## Problem description
Copy out each line that mentions the word "JSON".

>> BEGIN Task input

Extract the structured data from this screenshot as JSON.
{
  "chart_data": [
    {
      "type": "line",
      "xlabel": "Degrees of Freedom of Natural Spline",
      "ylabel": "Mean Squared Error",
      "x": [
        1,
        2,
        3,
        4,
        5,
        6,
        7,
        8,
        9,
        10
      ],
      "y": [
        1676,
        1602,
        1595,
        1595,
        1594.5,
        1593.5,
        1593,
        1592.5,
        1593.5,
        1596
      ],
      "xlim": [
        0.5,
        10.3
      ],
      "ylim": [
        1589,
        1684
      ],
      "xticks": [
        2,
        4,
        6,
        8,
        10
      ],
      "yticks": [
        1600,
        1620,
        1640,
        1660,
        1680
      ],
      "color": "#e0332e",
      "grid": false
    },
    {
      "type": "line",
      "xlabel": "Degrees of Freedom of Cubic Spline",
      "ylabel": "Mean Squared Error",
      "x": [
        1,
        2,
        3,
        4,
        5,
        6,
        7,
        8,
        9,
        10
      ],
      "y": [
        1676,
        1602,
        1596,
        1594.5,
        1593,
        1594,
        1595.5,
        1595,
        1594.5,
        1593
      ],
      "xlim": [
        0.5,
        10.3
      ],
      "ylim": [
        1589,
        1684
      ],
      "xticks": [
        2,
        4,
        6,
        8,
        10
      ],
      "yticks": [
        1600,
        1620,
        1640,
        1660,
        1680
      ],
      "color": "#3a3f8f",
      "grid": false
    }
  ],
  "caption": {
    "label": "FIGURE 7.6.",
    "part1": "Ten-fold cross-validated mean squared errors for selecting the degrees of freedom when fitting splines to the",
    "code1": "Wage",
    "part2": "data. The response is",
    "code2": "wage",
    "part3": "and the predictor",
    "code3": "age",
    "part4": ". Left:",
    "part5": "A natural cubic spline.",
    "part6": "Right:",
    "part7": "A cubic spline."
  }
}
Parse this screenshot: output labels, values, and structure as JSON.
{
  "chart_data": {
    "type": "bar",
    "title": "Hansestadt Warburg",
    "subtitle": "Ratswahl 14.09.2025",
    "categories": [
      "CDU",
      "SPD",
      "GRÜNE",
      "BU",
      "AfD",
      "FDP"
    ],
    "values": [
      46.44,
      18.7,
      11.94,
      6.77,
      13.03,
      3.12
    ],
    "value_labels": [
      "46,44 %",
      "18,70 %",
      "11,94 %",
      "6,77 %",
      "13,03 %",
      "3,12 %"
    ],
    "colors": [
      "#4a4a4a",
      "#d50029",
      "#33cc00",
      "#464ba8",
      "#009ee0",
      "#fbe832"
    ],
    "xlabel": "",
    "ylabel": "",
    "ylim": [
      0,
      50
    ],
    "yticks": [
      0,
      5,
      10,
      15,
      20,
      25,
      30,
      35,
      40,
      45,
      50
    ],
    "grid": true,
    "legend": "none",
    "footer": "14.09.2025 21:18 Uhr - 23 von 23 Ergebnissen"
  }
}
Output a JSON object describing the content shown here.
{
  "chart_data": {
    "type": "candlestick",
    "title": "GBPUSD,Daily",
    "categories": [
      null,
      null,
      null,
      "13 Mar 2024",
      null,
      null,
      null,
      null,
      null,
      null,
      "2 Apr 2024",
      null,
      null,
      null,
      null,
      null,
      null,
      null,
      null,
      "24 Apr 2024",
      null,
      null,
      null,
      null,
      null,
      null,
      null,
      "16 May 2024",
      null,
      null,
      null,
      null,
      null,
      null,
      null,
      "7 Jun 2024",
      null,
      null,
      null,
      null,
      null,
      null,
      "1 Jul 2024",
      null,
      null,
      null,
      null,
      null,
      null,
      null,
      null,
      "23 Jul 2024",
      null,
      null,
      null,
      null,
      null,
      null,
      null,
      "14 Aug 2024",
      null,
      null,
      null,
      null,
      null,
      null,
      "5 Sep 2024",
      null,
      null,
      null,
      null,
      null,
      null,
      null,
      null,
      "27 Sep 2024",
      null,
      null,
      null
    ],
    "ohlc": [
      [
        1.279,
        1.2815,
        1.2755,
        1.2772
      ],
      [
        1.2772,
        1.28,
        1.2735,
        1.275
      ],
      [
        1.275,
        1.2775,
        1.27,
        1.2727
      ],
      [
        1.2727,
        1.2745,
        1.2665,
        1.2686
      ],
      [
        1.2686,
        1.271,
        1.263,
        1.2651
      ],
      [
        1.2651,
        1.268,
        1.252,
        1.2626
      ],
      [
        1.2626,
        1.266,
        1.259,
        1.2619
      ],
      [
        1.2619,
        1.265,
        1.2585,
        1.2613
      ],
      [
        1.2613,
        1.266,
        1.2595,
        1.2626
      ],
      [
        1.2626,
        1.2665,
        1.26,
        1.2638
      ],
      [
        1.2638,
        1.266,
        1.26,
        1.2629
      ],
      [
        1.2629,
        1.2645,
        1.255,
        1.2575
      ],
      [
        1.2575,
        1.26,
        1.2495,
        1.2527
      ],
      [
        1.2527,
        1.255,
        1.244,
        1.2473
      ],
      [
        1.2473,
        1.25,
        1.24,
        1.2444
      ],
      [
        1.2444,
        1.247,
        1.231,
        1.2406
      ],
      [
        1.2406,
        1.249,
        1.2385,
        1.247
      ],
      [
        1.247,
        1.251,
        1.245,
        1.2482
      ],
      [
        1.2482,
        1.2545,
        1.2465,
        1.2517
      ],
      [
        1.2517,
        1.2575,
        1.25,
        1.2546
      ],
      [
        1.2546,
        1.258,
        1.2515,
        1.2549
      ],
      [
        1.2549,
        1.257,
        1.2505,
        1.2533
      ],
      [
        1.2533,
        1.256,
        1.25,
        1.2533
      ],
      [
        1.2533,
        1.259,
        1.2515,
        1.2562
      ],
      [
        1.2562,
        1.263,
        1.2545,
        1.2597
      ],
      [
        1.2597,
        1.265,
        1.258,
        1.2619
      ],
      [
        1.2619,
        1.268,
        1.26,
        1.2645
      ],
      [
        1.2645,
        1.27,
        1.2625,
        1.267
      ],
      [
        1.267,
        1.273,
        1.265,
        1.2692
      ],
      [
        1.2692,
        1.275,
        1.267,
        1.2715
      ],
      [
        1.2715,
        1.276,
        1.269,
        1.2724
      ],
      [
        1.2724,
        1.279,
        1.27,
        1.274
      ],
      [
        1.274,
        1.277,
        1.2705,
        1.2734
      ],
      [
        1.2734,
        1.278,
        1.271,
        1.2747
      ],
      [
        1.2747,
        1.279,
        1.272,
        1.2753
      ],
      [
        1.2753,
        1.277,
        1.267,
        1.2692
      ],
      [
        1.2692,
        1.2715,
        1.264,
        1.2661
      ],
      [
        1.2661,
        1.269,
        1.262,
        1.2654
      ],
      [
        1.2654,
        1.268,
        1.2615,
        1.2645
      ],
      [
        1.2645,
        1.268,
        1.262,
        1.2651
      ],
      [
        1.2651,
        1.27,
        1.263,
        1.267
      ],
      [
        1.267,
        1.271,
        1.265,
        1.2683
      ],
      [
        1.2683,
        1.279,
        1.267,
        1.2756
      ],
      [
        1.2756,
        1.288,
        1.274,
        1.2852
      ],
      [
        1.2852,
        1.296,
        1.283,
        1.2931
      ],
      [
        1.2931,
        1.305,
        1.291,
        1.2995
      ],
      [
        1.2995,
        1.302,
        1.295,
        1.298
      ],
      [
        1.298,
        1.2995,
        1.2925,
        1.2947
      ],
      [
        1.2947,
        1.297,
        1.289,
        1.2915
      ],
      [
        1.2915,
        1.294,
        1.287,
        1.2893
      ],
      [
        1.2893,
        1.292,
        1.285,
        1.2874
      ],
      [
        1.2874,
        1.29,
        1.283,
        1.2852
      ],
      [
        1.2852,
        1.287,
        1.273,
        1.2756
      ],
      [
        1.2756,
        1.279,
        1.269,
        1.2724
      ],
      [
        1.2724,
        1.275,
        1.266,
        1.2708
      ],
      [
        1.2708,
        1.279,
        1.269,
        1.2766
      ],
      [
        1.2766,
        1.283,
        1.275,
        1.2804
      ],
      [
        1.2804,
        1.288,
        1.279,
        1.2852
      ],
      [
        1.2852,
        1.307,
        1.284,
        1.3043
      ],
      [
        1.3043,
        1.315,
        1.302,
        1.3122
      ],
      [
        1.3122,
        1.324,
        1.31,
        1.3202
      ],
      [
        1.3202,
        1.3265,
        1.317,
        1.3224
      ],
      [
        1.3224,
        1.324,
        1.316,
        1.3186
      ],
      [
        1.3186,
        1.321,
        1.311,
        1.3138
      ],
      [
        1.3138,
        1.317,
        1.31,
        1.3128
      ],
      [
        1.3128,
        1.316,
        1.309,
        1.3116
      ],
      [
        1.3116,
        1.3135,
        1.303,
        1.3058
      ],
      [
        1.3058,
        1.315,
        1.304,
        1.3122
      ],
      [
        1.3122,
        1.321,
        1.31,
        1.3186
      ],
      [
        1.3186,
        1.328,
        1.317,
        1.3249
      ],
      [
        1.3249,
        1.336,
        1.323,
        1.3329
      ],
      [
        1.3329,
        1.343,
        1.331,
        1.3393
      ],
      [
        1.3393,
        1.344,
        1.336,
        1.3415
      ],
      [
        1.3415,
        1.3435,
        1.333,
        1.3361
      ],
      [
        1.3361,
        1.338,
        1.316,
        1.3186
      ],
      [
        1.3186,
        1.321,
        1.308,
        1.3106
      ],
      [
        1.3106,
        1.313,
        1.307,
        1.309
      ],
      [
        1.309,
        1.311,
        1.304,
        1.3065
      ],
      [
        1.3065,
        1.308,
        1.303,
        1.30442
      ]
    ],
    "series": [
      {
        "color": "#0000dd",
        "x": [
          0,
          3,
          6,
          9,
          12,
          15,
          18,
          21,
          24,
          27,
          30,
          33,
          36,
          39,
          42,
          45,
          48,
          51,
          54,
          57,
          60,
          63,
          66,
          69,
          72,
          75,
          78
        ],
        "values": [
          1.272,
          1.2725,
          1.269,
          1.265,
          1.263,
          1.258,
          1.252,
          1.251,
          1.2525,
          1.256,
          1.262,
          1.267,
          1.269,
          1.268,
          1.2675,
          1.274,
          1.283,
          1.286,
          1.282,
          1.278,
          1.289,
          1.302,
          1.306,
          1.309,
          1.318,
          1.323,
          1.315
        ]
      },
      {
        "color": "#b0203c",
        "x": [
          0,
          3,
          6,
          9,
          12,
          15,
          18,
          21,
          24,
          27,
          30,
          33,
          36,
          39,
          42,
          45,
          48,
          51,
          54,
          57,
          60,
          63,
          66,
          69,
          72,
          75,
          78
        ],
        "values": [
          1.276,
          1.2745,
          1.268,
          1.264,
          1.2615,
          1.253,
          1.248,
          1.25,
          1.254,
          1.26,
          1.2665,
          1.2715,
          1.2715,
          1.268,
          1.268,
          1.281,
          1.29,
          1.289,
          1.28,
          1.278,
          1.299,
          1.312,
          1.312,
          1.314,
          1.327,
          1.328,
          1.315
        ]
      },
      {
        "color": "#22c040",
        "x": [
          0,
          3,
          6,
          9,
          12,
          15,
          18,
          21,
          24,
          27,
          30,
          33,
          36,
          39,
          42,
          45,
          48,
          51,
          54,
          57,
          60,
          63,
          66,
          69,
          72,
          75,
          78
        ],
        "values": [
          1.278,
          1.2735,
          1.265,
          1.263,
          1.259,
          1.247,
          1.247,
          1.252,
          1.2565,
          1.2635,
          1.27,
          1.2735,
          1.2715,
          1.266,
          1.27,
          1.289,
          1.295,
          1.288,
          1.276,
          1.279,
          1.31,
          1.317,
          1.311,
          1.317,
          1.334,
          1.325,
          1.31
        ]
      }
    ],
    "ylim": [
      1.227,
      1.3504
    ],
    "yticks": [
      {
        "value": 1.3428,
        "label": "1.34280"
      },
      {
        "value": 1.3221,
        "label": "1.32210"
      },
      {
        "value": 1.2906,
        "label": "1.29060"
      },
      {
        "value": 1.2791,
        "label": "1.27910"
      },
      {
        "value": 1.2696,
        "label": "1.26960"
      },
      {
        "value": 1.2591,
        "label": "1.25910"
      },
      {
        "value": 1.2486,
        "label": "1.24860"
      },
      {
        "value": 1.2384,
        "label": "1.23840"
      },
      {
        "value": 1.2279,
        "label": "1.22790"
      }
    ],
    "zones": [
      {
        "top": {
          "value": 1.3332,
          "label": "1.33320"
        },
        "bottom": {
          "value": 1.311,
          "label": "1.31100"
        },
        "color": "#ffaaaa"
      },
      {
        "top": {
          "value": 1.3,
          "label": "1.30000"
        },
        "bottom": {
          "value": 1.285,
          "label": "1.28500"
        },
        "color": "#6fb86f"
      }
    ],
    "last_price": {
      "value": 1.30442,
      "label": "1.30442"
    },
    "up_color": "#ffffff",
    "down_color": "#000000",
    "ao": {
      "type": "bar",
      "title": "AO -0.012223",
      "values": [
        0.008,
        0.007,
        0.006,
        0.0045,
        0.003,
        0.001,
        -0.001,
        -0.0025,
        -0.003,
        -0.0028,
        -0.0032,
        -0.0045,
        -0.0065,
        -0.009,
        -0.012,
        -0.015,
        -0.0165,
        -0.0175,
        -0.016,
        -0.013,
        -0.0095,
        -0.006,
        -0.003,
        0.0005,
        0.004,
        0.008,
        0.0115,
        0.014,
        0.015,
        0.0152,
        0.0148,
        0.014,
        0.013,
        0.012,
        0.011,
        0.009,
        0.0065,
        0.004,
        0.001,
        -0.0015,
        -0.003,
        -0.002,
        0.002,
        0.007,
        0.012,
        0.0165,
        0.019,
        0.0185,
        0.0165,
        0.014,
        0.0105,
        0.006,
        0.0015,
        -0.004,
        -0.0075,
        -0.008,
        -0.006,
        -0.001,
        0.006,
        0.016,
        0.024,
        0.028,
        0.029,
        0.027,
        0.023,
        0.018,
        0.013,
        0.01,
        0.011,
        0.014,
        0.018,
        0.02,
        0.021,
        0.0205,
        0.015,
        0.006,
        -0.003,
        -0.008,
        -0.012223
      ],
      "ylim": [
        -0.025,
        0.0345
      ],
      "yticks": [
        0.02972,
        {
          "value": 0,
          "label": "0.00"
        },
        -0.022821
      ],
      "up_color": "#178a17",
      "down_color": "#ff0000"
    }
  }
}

>> END Task input

## The solution
Extract the structured data from this screenshot as JSON.
Parse this screenshot: output labels, values, and structure as JSON.
Output a JSON object describing the content shown here.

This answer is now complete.